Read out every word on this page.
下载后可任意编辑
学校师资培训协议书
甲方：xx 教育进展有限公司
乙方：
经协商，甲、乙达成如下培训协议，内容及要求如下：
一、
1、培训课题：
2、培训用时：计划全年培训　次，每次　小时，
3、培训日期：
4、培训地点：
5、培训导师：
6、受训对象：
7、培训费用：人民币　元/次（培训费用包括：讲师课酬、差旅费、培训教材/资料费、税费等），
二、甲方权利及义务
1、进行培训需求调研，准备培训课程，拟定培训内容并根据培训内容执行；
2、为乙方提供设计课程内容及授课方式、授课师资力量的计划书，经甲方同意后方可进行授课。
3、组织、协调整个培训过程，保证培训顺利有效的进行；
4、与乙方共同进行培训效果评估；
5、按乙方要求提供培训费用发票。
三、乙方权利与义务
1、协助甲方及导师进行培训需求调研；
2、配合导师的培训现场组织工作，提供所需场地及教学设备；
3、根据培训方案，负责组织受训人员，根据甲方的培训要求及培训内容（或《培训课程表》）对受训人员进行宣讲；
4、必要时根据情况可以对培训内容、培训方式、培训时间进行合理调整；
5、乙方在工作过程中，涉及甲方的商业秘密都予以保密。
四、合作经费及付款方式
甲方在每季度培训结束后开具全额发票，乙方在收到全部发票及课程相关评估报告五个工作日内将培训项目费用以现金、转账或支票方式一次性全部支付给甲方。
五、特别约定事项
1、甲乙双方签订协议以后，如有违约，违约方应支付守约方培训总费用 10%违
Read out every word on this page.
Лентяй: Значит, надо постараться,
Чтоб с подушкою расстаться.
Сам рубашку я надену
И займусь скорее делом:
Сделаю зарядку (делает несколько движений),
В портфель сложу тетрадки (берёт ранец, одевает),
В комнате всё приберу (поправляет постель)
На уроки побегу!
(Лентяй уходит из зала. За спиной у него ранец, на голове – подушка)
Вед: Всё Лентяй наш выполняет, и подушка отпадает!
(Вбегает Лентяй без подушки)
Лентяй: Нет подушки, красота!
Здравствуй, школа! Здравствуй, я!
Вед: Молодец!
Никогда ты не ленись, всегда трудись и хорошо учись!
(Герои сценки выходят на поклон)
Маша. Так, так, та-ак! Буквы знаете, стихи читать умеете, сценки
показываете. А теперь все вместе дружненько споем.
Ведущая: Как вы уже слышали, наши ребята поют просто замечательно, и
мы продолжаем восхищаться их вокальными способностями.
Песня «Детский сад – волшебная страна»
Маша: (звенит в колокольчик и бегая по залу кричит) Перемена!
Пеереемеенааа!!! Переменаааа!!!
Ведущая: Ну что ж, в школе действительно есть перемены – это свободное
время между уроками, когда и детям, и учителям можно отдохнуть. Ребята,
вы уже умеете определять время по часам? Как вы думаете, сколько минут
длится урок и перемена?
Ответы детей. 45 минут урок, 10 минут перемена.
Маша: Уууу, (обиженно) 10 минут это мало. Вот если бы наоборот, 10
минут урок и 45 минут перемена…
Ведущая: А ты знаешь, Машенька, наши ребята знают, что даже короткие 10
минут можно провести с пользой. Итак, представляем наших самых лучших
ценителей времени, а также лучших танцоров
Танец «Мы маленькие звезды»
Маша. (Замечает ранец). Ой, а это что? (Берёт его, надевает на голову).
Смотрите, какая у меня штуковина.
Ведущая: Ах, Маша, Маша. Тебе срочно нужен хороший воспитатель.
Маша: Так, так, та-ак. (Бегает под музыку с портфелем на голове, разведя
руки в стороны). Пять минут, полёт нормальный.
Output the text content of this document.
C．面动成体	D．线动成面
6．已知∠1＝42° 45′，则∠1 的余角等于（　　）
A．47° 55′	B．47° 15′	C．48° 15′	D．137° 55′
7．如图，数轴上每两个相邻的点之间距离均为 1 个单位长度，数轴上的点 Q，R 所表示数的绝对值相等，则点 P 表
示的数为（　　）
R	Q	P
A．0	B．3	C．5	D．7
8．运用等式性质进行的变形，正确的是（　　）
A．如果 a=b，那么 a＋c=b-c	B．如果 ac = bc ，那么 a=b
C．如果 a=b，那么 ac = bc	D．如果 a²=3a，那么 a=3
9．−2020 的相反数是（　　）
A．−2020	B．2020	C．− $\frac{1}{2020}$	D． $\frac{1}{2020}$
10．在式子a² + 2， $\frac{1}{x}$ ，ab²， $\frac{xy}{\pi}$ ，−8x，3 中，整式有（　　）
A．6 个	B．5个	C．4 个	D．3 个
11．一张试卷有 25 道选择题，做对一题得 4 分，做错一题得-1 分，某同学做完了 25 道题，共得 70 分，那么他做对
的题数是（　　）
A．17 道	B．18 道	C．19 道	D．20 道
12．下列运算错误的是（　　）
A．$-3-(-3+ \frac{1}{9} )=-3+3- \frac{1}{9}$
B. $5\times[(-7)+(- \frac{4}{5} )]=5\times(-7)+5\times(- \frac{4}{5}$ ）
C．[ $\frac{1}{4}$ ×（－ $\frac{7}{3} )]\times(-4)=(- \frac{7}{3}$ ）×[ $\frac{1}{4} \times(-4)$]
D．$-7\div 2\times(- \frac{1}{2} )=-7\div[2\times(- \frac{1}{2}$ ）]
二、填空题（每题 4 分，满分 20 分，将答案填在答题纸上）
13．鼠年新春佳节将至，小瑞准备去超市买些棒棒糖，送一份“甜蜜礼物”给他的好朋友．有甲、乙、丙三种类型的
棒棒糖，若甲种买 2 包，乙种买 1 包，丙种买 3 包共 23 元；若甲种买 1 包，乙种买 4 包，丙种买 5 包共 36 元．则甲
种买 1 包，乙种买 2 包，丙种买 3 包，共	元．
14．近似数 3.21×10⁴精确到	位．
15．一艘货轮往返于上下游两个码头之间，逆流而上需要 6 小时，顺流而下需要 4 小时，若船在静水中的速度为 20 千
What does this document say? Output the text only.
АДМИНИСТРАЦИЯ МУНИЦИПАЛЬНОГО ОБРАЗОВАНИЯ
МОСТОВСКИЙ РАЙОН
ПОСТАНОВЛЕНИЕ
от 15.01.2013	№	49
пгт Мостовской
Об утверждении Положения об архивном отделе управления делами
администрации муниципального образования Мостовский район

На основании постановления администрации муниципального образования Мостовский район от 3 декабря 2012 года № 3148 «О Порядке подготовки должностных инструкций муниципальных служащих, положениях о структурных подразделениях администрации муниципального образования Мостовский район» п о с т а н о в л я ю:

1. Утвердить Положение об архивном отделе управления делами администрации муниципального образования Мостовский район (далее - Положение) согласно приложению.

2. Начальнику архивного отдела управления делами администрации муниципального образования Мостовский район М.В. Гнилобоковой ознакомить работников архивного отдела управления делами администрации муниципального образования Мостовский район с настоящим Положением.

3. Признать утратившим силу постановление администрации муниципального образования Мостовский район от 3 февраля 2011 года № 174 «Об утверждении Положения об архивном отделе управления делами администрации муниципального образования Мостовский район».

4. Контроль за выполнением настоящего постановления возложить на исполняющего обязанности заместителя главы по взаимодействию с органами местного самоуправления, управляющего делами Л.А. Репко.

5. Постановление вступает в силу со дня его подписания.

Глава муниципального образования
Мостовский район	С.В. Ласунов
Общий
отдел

WORK TO BE COMPLETED: Copy the data above in full, character for character.

SOLUTION TO THE EXERCISE:
Read out every word on this page.
下载后可任意编辑
学校师资培训协议书
甲方：xx 教育进展有限公司
乙方：
经协商，甲、乙达成如下培训协议，内容及要求如下：
一、
1、培训课题：
2、培训用时：计划全年培训　次，每次　小时，
3、培训日期：
4、培训地点：
5、培训导师：
6、受训对象：
7、培训费用：人民币　元/次（培训费用包括：讲师课酬、差旅费、培训教材/资料费、税费等），
二、甲方权利及义务
1、进行培训需求调研，准备培训课程，拟定培训内容并根据培训内容执行；
2、为乙方提供设计课程内容及授课方式、授课师资力量的计划书，经甲方同意后方可进行授课。
3、组织、协调整个培训过程，保证培训顺利有效的进行；
4、与乙方共同进行培训效果评估；
5、按乙方要求提供培训费用发票。
三、乙方权利与义务
1、协助甲方及导师进行培训需求调研；
2、配合导师的培训现场组织工作，提供所需场地及教学设备；
3、根据培训方案，负责组织受训人员，根据甲方的培训要求及培训内容（或《培训课程表》）对受训人员进行宣讲；
4、必要时根据情况可以对培训内容、培训方式、培训时间进行合理调整；
5、乙方在工作过程中，涉及甲方的商业秘密都予以保密。
四、合作经费及付款方式
甲方在每季度培训结束后开具全额发票，乙方在收到全部发票及课程相关评估报告五个工作日内将培训项目费用以现金、转账或支票方式一次性全部支付给甲方。
五、特别约定事项
1、甲乙双方签订协议以后，如有违约，违约方应支付守约方培训总费用 10%违
Read out every word on this page.
Лентяй: Значит, надо постараться,
Чтоб с подушкою расстаться.
Сам рубашку я надену
И займусь скорее делом:
Сделаю зарядку (делает несколько движений),
В портфель сложу тетрадки (берёт ранец, одевает),
В комнате всё приберу (поправляет постель)
На уроки побегу!
(Лентяй уходит из зала. За спиной у него ранец, на голове – подушка)
Вед: Всё Лентяй наш выполняет, и подушка отпадает!
(Вбегает Лентяй без подушки)
Лентяй: Нет подушки, красота!
Здравствуй, школа! Здравствуй, я!
Вед: Молодец!
Никогда ты не ленись, всегда трудись и хорошо учись!
(Герои сценки выходят на поклон)
Маша. Так, так, та-ак! Буквы знаете, стихи читать умеете, сценки
показываете. А теперь все вместе дружненько споем.
Ведущая: Как вы уже слышали, наши ребята поют просто замечательно, и
мы продолжаем восхищаться их вокальными способностями.
Песня «Детский сад – волшебная страна»
Маша: (звенит в колокольчик и бегая по залу кричит) Перемена!
Пеереемеенааа!!! Переменаааа!!!
Ведущая: Ну что ж, в школе действительно есть перемены – это свободное
время между уроками, когда и детям, и учителям можно отдохнуть. Ребята,
вы уже умеете определять время по часам? Как вы думаете, сколько минут
длится урок и перемена?
Ответы детей. 45 минут урок, 10 минут перемена.
Маша: Уууу, (обиженно) 10 минут это мало. Вот если бы наоборот, 10
минут урок и 45 минут перемена…
Ведущая: А ты знаешь, Машенька, наши ребята знают, что даже короткие 10
минут можно провести с пользой. Итак, представляем наших самых лучших
ценителей времени, а также лучших танцоров
Танец «Мы маленькие звезды»
Маша. (Замечает ранец). Ой, а это что? (Берёт его, надевает на голову).
Смотрите, какая у меня штуковина.
Ведущая: Ах, Маша, Маша. Тебе срочно нужен хороший воспитатель.
Маша: Так, так, та-ак. (Бегает под музыку с портфелем на голове, разведя
руки в стороны). Пять минут, полёт нормальный.
Output the text content of this document.
C．面动成体	D．线动成面
6．已知∠1＝42° 45′，则∠1 的余角等于（　　）
A．47° 55′	B．47° 15′	C．48° 15′	D．137° 55′
7．如图，数轴上每两个相邻的点之间距离均为 1 个单位长度，数轴上的点 Q，R 所表示数的绝对值相等，则点 P 表
示的数为（　　）
R	Q	P
A．0	B．3	C．5	D．7
8．运用等式性质进行的变形，正确的是（　　）
A．如果 a=b，那么 a＋c=b-c	B．如果 ac = bc ，那么 a=b
C．如果 a=b，那么 ac = bc	D．如果 a²=3a，那么 a=3
9．−2020 的相反数是（　　）
A．−2020	B．2020	C．− $\frac{1}{2020}$	D． $\frac{1}{2020}$
10．在式子a² + 2， $\frac{1}{x}$ ，ab²， $\frac{xy}{\pi}$ ，−8x，3 中，整式有（　　）
A．6 个	B．5个	C．4 个	D．3 个
11．一张试卷有 25 道选择题，做对一题得 4 分，做错一题得-1 分，某同学做完了 25 道题，共得 70 分，那么他做对
的题数是（　　）
A．17 道	B．18 道	C．19 道	D．20 道
12．下列运算错误的是（　　）
A．$-3-(-3+ \frac{1}{9} )=-3+3- \frac{1}{9}$
B. $5\times[(-7)+(- \frac{4}{5} )]=5\times(-7)+5\times(- \frac{4}{5}$ ）
C．[ $\frac{1}{4}$ ×（－ $\frac{7}{3} )]\times(-4)=(- \frac{7}{3}$ ）×[ $\frac{1}{4} \times(-4)$]
D．$-7\div 2\times(- \frac{1}{2} )=-7\div[2\times(- \frac{1}{2}$ ）]
二、填空题（每题 4 分，满分 20 分，将答案填在答题纸上）
13．鼠年新春佳节将至，小瑞准备去超市买些棒棒糖，送一份“甜蜜礼物”给他的好朋友．有甲、乙、丙三种类型的
棒棒糖，若甲种买 2 包，乙种买 1 包，丙种买 3 包共 23 元；若甲种买 1 包，乙种买 4 包，丙种买 5 包共 36 元．则甲
种买 1 包，乙种买 2 包，丙种买 3 包，共	元．
14．近似数 3.21×10⁴精确到	位．
15．一艘货轮往返于上下游两个码头之间，逆流而上需要 6 小时，顺流而下需要 4 小时，若船在静水中的速度为 20 千
What does this document say? Output the text only.
АДМИНИСТРАЦИЯ МУНИЦИПАЛЬНОГО ОБРАЗОВАНИЯ
МОСТОВСКИЙ РАЙОН
ПОСТАНОВЛЕНИЕ
от 15.01.2013	№	49
пгт Мостовской
Об утверждении Положения об архивном отделе управления делами
администрации муниципального образования Мостовский район

На основании постановления администрации муниципального образования Мостовский район от 3 декабря 2012 года № 3148 «О Порядке подготовки должностных инструкций муниципальных служащих, положениях о структурных подразделениях администрации муниципального образования Мостовский район» п о с т а н о в л я ю:

1. Утвердить Положение об архивном отделе управления делами администрации муниципального образования Мостовский район (далее - Положение) согласно приложению.

2. Начальнику архивного отдела управления делами администрации муниципального образования Мостовский район М.В. Гнилобоковой ознакомить работников архивного отдела управления делами администрации муниципального образования Мостовский район с настоящим Положением.

3. Признать утратившим силу постановление администрации муниципального образования Мостовский район от 3 февраля 2011 года № 174 «Об утверждении Положения об архивном отделе управления делами администрации муниципального образования Мостовский район».

4. Контроль за выполнением настоящего постановления возложить на исполняющего обязанности заместителя главы по взаимодействию с органами местного самоуправления, управляющего делами Л.А. Репко.

5. Постановление вступает в силу со дня его подписания.

Глава муниципального образования
Мостовский район	С.В. Ласунов
Общий
отдел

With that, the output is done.